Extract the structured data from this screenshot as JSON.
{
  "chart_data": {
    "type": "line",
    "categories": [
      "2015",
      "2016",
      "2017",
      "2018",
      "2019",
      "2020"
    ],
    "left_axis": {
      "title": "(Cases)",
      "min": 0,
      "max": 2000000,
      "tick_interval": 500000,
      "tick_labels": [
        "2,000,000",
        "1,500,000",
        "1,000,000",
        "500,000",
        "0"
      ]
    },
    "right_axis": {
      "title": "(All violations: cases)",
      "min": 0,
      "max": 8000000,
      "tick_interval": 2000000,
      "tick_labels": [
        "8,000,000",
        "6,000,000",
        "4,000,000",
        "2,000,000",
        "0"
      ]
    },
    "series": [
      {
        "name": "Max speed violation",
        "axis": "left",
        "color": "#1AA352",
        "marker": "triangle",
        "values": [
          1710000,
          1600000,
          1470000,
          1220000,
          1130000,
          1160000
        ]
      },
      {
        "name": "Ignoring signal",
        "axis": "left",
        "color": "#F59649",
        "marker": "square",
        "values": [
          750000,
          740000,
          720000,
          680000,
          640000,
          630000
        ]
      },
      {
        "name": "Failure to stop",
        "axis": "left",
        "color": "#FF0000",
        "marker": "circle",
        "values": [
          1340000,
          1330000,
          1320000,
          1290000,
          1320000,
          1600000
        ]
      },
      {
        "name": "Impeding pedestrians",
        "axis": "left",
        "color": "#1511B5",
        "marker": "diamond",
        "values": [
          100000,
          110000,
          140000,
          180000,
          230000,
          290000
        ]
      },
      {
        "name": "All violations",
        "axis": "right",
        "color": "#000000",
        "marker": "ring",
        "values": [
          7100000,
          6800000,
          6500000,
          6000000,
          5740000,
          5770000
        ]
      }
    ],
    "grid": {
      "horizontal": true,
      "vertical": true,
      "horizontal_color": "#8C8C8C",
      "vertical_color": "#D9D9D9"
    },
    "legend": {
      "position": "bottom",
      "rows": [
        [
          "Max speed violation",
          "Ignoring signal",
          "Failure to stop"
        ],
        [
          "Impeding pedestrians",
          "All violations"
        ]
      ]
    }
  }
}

#####

Given problem: Every entry should be printed again exactly as written.

Answer to the problem:
Extract the structured data from this screenshot as JSON.
{
  "chart_data": {
    "type": "line",
    "categories": [
      "2015",
      "2016",
      "2017",
      "2018",
      "2019",
      "2020"
    ],
    "left_axis": {
      "title": "(Cases)",
      "min": 0,
      "max": 2000000,
      "tick_interval": 500000,
      "tick_labels": [
        "2,000,000",
        "1,500,000",
        "1,000,000",
        "500,000",
        "0"
      ]
    },
    "right_axis": {
      "title": "(All violations: cases)",
      "min": 0,
      "max": 8000000,
      "tick_interval": 2000000,
      "tick_labels": [
        "8,000,000",
        "6,000,000",
        "4,000,000",
        "2,000,000",
        "0"
      ]
    },
    "series": [
      {
        "name": "Max speed violation",
        "axis": "left",
        "color": "#1AA352",
        "marker": "triangle",
        "values": [
          1710000,
          1600000,
          1470000,
          1220000,
          1130000,
          1160000
        ]
      },
      {
        "name": "Ignoring signal",
        "axis": "left",
        "color": "#F59649",
        "marker": "square",
        "values": [
          750000,
          740000,
          720000,
          680000,
          640000,
          630000
        ]
      },
      {
        "name": "Failure to stop",
        "axis": "left",
        "color": "#FF0000",
        "marker": "circle",
        "values": [
          1340000,
          1330000,
          1320000,
          1290000,
          1320000,
          1600000
        ]
      },
      {
        "name": "Impeding pedestrians",
        "axis": "left",
        "color": "#1511B5",
        "marker": "diamond",
        "values": [
          100000,
          110000,
          140000,
          180000,
          230000,
          290000
        ]
      },
      {
        "name": "All violations",
        "axis": "right",
        "color": "#000000",
        "marker": "ring",
        "values": [
          7100000,
          6800000,
          6500000,
          6000000,
          5740000,
          5770000
        ]
      }
    ],
    "grid": {
      "horizontal": true,
      "vertical": true,
      "horizontal_color": "#8C8C8C",
      "vertical_color": "#D9D9D9"
    },
    "legend": {
      "position": "bottom",
      "rows": [
        [
          "Max speed violation",
          "Ignoring signal",
          "Failure to stop"
        ],
        [
          "Impeding pedestrians",
          "All violations"
        ]
      ]
    }
  }
}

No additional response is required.